Perintah: Teruskan tulisan tentang deforestasi dalam penelitian proyek DEAL, mulai tepat setelah kalimat terakhirnya.

Kutipan Teks:

= = = = =

Para pemangku kebijakan perlu menyadari bahwa pentingnya keseimbangan antara aktivitas ekonomi dengan keadaan lingkungan sehingga meminimalisir kerugian dalam bidang kesehatan maupun ekosistem.
Prof Wiku Adisasmito selaku Guru Besar Fakultas Kesehatan Indonesia menyebutkan bahwa deforestasi merupakan isu sensitif yang berkorelasi dengan faktor politik dan ekonomi. Hal ini menyebabkan penelitian terkait deforestasi seringkali ditumpangi oleh berbagai kepentingan.
Oleh sebab itu diperlukan riset yang objektif terkait isu sensitif ini sehubungan dengan keterkaitannya dengan kesehatan masyarakat, baik dari segi kesehatan maupun ekonomi, agar pemanfaatan perubahan lahan dapat dilakukan secara bertanggungjawab dan tidak merugikan masyarakat secara umum.
Proyek DEAL dilakukan di tiga wilayah di Indonesia, yaitu Riau, Kalimantan Timur, dan Papua Barat. Data luas tutupan lahan di peroleh dari dalam bentuk data spatial dari tahun 1990, 1996, 2000, 2003, 2006, 2009, 2011, 2012, 2013, 2014 dan 2015. Data tsb diperoleh dari Kementerian Lingkungan Hidup dan Kehutatanan Data.
Berdasarkan hasil penelitian DEAL, di Provinsi Riau total luas tutupan lahan berkisar 8.97 juta hektar. Dari tahun 1990 luas tutupan hutan primer dan sekunder adalah masing-masing 4% dan 58.4% dari luas tutupan lahan stb.
Di Riau hutan sekunder mengalami penurunan luas lahan yang terbesar selama 25 tahun periode, di tahun 2015 luas tutupan hutan sekunder hanya sekitar 15.68% dari luas tutupan lahan.
Luas tutupan lahan perkebunan mengalami peningkatan yang cukup signifikan dari 10.3% di tahun 1990 menjadi sekitar 32.1% di tahun 2015. Perkebunan kelapa sawit berskala besar maupun kecil di Indonesia bertanggung jawab atas 85% deforestasi hutan (Uryu dkk, 2008).
Deforestasi di Provinsi Papua Barat mengalami kenaikan yang cukup signifikan sejak tahun 1990-1996 hingga tahun 1996-2000, terhitung sebesar 11372, 99 hektar. Luas tutupan lahan di Papua Barat sekitar 9.78 juta hektar.

= = = = =

Data Masukan:
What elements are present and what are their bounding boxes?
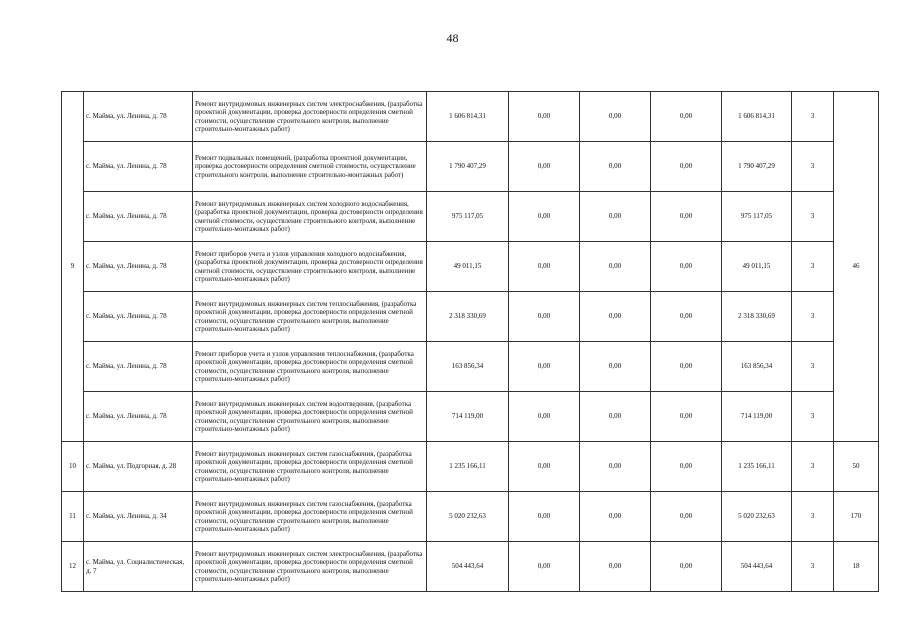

= = = = =

Hasil Tugas:
Tutupan hutan primer di kawasan Papua Barat juga mengalami penurunan secara bertahap dari 80% menjadi 67% pada tahun 2003, dan terus menurun menjadi 60% pada tahun 2015. Industri kayu, kelapa sawit, dan pertambangan diduga sebagai kontributor meningkatnya deforestasi yang terjadi di Papua Barat.
Sebaliknya, deforestasi di Provinsi Kalimantan Timur terutama dipicu oleh menjamurnya perkebunan tanaman komersial, pertambangan emas dan pertambangan batubara. Luas tutupan lahan di Provinsi Kalimantan Timur adalah 12.65 juta hektar.
Pada tahun 1990 tutupan hutan di Kalimantan Timur diperhitungkan sebesar 68% dari total tutupan lahan yang terdiri dari 25% hutan primer, 40% hutan sekunder dan hampir 2% hutan tanaman.
Dalam 25 tahun terakhir, tutupan hutan sekunder di Kalimantan Timur terus menurun dari sekitar 40% total lahan, menjadi 35% pada tahun 2015, sedangkan dari tahun 1990 hingga 2015, tutupan hutan tanaman meningkat dari 1,95% menjadi hampir 3%.
Selain itu di Kalimantan Timur ada peningkatan luas tutupan dari belukar, sekitar hamper 23% dari total luas lahan di tahun 2015. Penelitian menyebutkan ada tendensi lahan hutan di ubah menjadi belukar sebleum dijadikan areal perkebunan atau pertambangan.
Dengan adanya proyek penelitian DEAL ini diharapkan bisa memberikan gambaran keadaan luas tutupan lahan dan hutan di Indonesia serta memberikan rekomendasi terhadap kebijakan perubahan penggunaan lahan.